### [Problem requirements]
Check every line of the data below for the string "Savis", and copy the ones that hold it.
# START OF Data listing
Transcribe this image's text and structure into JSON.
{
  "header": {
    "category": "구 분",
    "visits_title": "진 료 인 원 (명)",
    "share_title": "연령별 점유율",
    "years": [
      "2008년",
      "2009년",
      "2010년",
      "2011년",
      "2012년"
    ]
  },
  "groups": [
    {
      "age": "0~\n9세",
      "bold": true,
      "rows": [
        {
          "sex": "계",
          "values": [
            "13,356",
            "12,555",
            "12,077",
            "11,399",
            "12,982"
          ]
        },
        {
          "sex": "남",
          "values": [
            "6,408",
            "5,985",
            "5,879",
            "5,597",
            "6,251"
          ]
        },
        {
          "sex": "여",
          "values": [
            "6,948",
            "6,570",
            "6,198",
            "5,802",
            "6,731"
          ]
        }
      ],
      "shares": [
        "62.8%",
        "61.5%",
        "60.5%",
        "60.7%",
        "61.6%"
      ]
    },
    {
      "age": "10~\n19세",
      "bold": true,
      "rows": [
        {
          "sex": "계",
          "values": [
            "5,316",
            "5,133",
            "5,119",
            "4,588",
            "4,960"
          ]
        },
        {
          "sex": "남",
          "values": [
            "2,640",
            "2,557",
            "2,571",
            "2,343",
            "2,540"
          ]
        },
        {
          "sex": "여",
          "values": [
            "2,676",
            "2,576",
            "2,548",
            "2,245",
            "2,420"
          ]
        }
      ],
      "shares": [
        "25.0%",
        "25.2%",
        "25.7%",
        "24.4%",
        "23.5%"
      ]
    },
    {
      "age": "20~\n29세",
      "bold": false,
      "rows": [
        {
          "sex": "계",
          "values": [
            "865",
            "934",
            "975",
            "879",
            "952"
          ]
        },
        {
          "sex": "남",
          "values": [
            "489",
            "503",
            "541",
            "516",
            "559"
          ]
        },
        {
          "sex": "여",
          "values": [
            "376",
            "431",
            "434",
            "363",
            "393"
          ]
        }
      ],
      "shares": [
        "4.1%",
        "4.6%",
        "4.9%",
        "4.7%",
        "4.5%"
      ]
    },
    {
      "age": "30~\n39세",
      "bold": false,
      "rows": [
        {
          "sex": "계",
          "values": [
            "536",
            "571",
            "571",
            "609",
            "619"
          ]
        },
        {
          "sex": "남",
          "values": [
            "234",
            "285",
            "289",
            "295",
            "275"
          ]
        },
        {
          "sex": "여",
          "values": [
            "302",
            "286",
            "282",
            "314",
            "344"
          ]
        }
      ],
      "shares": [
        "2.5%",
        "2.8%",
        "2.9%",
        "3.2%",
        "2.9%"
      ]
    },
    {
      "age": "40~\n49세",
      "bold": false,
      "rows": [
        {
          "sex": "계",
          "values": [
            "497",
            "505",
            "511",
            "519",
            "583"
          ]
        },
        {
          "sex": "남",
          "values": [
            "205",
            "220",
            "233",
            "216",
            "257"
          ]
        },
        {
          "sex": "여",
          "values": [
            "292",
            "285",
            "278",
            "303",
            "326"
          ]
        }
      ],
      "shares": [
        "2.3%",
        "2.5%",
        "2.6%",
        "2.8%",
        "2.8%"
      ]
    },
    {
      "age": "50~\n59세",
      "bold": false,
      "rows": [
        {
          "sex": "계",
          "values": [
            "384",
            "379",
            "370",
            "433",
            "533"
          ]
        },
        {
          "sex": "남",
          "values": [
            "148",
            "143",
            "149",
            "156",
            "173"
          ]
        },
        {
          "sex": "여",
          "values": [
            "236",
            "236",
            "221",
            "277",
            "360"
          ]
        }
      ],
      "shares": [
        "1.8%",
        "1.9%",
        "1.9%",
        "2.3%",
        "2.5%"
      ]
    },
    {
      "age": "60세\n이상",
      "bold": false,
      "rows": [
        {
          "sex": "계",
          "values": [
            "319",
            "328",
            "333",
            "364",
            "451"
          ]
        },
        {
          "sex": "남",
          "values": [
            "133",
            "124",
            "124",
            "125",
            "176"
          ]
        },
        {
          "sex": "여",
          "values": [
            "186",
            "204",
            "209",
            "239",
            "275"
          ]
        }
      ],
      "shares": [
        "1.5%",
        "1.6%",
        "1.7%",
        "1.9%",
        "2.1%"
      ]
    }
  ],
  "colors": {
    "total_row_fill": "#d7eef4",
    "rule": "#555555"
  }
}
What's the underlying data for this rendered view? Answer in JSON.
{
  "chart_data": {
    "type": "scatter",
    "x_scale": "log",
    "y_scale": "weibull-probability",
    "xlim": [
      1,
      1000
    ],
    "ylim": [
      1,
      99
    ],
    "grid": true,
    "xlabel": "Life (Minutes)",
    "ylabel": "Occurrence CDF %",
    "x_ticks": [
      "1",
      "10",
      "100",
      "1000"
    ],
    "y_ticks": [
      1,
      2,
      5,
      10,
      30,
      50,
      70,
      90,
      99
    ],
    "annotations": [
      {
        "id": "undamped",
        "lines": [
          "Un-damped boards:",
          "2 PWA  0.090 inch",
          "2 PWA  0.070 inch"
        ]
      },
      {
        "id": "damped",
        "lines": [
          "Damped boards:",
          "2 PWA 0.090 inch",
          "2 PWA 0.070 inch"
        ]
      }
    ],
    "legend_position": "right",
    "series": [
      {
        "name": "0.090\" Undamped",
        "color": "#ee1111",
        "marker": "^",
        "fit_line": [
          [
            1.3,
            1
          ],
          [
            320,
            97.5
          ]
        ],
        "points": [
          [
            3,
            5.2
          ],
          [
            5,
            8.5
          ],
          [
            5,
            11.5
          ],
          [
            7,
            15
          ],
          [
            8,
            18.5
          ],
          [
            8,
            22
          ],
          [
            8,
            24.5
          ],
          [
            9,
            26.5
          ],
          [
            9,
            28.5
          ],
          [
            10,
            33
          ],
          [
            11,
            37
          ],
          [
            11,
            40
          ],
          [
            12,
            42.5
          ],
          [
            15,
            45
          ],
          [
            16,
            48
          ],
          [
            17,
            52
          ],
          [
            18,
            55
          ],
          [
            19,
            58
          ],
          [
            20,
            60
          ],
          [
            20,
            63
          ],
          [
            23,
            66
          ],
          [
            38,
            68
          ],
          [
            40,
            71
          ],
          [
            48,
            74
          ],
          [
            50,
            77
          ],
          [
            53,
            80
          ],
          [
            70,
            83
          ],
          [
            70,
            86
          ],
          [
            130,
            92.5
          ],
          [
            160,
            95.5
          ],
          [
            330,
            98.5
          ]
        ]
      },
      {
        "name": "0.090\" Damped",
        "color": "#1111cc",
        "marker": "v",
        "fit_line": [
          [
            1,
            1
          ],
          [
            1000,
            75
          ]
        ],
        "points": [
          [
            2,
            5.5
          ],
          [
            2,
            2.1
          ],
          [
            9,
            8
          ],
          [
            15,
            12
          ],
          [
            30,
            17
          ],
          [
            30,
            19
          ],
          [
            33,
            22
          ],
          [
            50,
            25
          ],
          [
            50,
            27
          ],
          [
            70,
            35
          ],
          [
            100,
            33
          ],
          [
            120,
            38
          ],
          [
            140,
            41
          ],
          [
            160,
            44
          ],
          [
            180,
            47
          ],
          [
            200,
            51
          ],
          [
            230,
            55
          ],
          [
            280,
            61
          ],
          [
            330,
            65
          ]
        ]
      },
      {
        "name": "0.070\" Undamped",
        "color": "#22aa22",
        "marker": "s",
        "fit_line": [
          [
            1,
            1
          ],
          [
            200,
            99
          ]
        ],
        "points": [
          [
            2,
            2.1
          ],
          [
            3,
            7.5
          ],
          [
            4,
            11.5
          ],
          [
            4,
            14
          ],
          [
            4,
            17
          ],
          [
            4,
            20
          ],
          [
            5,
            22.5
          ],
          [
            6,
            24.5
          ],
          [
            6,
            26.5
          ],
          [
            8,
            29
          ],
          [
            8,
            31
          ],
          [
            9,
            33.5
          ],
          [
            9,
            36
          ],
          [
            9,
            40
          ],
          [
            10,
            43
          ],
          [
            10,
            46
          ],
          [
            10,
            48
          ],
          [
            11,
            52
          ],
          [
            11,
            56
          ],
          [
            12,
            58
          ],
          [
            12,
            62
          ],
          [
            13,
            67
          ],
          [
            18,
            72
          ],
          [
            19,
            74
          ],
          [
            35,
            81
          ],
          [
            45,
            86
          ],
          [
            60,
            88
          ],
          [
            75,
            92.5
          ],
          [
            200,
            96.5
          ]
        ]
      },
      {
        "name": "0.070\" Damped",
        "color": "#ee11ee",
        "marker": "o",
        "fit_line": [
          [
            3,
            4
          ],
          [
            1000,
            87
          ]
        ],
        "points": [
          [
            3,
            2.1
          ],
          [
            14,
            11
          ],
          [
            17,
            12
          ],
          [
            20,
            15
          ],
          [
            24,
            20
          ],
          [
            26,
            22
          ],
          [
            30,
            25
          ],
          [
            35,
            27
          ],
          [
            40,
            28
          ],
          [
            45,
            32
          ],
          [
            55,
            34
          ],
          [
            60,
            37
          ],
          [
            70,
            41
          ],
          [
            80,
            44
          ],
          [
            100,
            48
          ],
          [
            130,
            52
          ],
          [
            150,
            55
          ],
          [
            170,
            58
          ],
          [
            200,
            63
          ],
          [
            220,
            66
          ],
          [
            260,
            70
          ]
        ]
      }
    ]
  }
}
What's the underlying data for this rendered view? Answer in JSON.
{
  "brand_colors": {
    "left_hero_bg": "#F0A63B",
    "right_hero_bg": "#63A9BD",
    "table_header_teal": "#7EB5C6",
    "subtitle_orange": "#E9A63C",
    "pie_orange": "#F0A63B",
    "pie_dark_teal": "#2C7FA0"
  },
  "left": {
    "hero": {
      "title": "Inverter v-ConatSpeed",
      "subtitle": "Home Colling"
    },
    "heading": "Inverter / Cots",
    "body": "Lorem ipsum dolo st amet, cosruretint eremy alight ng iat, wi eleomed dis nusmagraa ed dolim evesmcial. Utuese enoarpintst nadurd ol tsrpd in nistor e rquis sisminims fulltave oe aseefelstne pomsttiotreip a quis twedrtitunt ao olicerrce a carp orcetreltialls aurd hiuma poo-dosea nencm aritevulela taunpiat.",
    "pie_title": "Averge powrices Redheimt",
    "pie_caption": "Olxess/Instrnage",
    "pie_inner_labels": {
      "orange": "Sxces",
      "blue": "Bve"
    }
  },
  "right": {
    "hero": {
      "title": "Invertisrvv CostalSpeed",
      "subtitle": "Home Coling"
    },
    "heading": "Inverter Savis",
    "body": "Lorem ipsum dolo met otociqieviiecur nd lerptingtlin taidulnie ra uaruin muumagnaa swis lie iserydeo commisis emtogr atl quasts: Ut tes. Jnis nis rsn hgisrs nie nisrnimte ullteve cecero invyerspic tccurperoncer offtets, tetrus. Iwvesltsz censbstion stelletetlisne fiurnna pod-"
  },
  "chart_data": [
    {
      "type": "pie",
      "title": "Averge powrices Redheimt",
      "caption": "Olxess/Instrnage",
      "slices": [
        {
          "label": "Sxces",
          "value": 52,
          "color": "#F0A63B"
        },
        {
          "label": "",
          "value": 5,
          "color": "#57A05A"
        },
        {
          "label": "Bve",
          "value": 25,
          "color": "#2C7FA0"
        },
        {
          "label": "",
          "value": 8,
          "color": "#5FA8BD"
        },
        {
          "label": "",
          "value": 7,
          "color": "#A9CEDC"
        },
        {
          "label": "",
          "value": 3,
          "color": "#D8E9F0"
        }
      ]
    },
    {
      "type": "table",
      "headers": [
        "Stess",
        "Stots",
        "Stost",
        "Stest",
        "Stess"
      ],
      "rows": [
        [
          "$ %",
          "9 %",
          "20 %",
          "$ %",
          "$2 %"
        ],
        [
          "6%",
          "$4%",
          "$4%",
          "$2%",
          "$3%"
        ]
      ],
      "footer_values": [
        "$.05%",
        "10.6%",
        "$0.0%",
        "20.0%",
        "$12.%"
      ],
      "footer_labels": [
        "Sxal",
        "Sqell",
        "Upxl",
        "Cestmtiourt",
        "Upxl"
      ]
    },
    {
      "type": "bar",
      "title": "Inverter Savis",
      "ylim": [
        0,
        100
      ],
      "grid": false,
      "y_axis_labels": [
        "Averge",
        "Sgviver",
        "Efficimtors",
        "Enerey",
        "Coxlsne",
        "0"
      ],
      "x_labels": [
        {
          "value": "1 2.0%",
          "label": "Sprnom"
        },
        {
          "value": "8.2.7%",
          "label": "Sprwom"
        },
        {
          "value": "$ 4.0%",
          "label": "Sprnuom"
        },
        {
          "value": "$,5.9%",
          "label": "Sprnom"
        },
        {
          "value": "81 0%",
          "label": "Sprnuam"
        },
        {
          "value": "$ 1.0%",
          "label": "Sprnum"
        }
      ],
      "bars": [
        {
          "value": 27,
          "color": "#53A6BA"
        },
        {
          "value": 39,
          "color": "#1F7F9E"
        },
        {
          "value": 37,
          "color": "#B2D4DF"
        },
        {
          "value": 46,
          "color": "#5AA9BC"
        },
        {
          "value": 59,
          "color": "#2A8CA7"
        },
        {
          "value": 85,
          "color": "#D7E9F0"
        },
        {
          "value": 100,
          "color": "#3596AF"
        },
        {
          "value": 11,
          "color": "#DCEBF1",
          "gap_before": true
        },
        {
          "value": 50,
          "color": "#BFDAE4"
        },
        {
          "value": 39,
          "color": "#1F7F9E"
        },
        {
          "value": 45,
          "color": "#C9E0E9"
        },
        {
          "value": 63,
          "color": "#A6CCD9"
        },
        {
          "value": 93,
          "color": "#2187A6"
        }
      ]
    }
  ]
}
# END OF Data listing
### [Solution]
    "heading": "Inverter Savis",
      "title": "Inverter Savis",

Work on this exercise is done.